**GIVEN INSTRUCTION A:**
Copy the listing word for word, from its first line through the line that contains "code-line[interactable]: Dim cellDisplacement".

==== SOURCE ====

ISSN: 0976-4860
+44 1478 350008
Research Article - (2017) Volume 8, Issue 2
In general, Population and other forms of data for different states and times in India are taken from census data which will be taken for every 10 years. This data may have spatial autocorrelation which is characterized by a correlation in a signal among nearby locations in space. Spatial autocorrelation is more complex than onedimensional autocorrelation because spatial correlation is multi-dimensional and multi-directional. Thus in this work a model is being used to study population data for its spatial and temporal characteristics. Before the model being considered, the data will be initially studied for its relevance in spatial analysis problem. Once the problem is satisfied for its spatial autocorrelation characteristics, the model is used to generate coefficients from available census data, which will be used to generate data within 10 years span and for future predictions.

==== EXTRACTED INFORMATION ====

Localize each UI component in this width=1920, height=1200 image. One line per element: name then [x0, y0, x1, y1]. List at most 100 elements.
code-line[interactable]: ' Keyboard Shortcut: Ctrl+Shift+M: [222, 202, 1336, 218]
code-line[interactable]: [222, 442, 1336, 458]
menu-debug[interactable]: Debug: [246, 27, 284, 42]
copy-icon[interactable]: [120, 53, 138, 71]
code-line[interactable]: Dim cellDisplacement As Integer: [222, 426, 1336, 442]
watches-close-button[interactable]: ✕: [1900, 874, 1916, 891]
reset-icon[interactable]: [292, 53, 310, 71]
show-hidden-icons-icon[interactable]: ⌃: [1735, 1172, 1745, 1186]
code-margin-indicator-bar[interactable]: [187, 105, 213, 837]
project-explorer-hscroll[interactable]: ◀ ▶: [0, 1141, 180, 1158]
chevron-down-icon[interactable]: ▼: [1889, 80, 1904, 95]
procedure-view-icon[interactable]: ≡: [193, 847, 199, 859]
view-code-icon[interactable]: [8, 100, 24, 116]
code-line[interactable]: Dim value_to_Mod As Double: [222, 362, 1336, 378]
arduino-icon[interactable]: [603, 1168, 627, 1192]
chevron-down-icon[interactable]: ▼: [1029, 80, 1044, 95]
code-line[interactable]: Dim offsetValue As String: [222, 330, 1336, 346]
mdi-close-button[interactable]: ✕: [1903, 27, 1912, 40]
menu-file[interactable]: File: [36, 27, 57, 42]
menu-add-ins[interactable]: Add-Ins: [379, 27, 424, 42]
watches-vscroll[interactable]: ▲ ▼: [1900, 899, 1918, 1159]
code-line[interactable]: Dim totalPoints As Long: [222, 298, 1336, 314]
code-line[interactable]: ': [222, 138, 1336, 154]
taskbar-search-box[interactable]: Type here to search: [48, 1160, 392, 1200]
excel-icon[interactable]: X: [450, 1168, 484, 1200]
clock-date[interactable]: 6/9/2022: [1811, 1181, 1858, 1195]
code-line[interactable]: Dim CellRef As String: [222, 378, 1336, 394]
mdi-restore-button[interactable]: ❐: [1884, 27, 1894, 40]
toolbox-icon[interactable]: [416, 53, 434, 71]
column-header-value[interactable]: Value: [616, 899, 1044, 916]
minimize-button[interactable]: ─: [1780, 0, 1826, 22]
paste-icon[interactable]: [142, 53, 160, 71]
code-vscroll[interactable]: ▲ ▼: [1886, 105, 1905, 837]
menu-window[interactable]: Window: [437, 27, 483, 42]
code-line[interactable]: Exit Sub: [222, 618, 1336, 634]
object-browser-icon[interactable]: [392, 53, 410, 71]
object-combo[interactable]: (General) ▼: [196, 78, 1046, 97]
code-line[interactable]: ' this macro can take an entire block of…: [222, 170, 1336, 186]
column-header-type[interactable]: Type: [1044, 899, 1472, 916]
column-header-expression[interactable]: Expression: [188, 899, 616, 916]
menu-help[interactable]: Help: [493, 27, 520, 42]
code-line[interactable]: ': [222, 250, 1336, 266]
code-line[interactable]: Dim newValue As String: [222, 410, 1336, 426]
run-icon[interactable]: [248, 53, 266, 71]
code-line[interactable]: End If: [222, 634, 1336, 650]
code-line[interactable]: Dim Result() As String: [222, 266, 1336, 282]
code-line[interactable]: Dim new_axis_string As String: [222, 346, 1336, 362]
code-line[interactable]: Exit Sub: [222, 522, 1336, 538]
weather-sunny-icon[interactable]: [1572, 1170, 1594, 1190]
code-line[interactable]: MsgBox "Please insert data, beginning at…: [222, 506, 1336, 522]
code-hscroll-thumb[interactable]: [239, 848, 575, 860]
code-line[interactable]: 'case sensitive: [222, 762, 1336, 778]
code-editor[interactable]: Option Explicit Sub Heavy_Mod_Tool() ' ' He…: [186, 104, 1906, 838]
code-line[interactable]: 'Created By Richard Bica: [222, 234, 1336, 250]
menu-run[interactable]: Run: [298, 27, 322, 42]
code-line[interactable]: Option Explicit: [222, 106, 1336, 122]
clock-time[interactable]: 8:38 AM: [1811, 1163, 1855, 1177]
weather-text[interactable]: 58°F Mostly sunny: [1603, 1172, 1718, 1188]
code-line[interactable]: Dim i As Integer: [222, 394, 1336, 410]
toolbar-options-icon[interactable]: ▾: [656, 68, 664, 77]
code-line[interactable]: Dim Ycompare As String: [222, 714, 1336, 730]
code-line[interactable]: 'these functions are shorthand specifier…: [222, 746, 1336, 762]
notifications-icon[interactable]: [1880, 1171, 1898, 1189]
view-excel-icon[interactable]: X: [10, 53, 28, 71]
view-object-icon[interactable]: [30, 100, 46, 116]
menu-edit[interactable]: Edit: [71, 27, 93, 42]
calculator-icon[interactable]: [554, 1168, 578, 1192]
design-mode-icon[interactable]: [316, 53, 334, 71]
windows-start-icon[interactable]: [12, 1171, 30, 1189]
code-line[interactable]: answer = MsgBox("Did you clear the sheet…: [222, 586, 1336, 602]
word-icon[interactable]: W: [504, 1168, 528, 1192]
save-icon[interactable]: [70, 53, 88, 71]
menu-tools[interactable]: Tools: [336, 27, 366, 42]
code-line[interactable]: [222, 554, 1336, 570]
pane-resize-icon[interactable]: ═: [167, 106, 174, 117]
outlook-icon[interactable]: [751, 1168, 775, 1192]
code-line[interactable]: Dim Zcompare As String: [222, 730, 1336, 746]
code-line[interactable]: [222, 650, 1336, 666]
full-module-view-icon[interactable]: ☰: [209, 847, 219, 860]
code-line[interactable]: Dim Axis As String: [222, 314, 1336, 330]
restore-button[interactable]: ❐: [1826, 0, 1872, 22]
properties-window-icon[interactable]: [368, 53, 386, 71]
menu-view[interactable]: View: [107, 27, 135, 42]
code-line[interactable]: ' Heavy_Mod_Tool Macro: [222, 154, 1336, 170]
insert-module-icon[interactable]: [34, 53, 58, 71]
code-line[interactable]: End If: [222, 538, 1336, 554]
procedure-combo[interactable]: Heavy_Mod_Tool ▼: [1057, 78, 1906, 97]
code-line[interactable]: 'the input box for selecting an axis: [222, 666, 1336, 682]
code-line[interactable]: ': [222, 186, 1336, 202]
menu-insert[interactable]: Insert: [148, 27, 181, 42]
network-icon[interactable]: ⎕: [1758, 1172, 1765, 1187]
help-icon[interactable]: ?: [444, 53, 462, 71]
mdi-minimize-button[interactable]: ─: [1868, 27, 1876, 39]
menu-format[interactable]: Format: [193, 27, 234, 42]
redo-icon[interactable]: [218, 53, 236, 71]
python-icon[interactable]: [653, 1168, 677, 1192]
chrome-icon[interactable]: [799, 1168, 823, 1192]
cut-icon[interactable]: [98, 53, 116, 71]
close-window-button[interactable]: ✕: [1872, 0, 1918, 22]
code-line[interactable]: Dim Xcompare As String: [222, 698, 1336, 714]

====

**GIVEN INSTRUCTION B:**
Pick up the passage on modeling spatial autocorrelation in Indian census population data and carry it on from its final sentence.

**WRITTEN ANSWER A:**
Localize each UI component in this width=1920, height=1200 image. One line per element: name then [x0, y0, x1, y1]. List at most 100 elements.
code-line[interactable]: ' Keyboard Shortcut: Ctrl+Shift+M: [222, 202, 1336, 218]
code-line[interactable]: [222, 442, 1336, 458]
menu-debug[interactable]: Debug: [246, 27, 284, 42]
copy-icon[interactable]: [120, 53, 138, 71]
code-line[interactable]: Dim cellDisplacement As Integer: [222, 426, 1336, 442]

**WRITTEN ANSWER B:**
<Keywords: Simulation and modeling, Spatial and temporal data, Spatial regression analysis, Census data
The Indian Census is the most credible source of information on Demography (Population characteristics), Economic Activity, Literacy and Education, Housing and Household Amenities, Urbanization, Fertility and Mortality, Scheduled Castes and Scheduled Tribes, Language, Religion, Migration, Disability and many other sociocultural and demographic data since 1872. Census 2011 will be the 15th National Census of the Country. It comprises the only source of primary data in the village, town and ward level, It is the source of information for planning and policy decisions for Central and the State Governments and is widely used by National and International Agencies, Scholars, business people, industrialists, and many more.
The Delimitation/reservation of Constituencies- Parliamentary/ Assembly/Panchayats and other Local Bodies is also done on the basis of the demographic data thrown up by the Census. Census is the basis for reviewing the country's progress in the past decade, monitoring the ongoing Schemes of the Government and most importantly, plan for the future.
But the limitation with this data is, it is generated for a 10 years span and thus the data obtained is intermittent in nature rather than continues.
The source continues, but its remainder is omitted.